_What is being asked_: Each entry below is to be printed verbatim.

____________

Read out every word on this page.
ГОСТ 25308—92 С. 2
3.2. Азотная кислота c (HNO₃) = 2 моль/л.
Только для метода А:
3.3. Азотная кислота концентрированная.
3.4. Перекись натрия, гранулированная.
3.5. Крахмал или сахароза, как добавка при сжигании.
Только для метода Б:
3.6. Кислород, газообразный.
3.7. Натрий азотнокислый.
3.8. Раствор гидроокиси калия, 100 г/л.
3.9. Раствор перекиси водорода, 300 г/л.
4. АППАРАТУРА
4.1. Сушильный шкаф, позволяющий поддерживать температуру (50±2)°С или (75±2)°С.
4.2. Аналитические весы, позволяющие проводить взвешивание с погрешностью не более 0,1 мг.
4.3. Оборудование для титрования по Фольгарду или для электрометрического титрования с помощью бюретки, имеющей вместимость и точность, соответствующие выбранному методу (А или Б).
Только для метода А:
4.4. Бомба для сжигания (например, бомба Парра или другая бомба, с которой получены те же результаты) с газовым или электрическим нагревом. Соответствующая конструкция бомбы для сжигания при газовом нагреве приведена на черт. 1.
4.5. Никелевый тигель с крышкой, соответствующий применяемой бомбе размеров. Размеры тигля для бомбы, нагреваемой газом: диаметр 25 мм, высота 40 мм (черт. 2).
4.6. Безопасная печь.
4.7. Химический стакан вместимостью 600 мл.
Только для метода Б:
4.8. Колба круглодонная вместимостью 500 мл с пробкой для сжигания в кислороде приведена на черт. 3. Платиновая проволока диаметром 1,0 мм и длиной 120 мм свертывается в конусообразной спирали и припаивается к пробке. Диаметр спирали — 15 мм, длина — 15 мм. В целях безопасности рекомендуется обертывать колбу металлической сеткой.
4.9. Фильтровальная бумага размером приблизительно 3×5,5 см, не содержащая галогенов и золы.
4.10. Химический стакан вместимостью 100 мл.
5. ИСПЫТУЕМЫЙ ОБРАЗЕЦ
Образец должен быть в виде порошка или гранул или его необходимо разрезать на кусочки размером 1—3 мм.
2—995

____________

_Task output_:
Read out every word on this page.
ГОСТ 25308—92 С. 2
3.2. Азотная кислота c (HNO₃) = 2 моль/л.
Только для метода А:
3.3. Азотная кислота концентрированная.
3.4. Перекись натрия, гранулированная.
3.5. Крахмал или сахароза, как добавка при сжигании.
Только для метода Б:
3.6. Кислород, газообразный.
3.7. Натрий азотнокислый.
3.8. Раствор гидроокиси калия, 100 г/л.
3.9. Раствор перекиси водорода, 300 г/л.
4. АППАРАТУРА
4.1. Сушильный шкаф, позволяющий поддерживать температуру (50±2)°С или (75±2)°С.
4.2. Аналитические весы, позволяющие проводить взвешивание с погрешностью не более 0,1 мг.
4.3. Оборудование для титрования по Фольгарду или для электрометрического титрования с помощью бюретки, имеющей вместимость и точность, соответствующие выбранному методу (А или Б).
Только для метода А:
4.4. Бомба для сжигания (например, бомба Парра или другая бомба, с которой получены те же результаты) с газовым или электрическим нагревом. Соответствующая конструкция бомбы для сжигания при газовом нагреве приведена на черт. 1.
4.5. Никелевый тигель с крышкой, соответствующий применяемой бомбе размеров. Размеры тигля для бомбы, нагреваемой газом: диаметр 25 мм, высота 40 мм (черт. 2).
4.6. Безопасная печь.
4.7. Химический стакан вместимостью 600 мл.
Только для метода Б:
4.8. Колба круглодонная вместимостью 500 мл с пробкой для сжигания в кислороде приведена на черт. 3. Платиновая проволока диаметром 1,0 мм и длиной 120 мм свертывается в конусообразной спирали и припаивается к пробке. Диаметр спирали — 15 мм, длина — 15 мм. В целях безопасности рекомендуется обертывать колбу металлической сеткой.
4.9. Фильтровальная бумага размером приблизительно 3×5,5 см, не содержащая галогенов и золы.
4.10. Химический стакан вместимостью 100 мл.
5. ИСПЫТУЕМЫЙ ОБРАЗЕЦ
Образец должен быть в виде порошка или гранул или его необходимо разрезать на кусочки размером 1—3 мм.
2—995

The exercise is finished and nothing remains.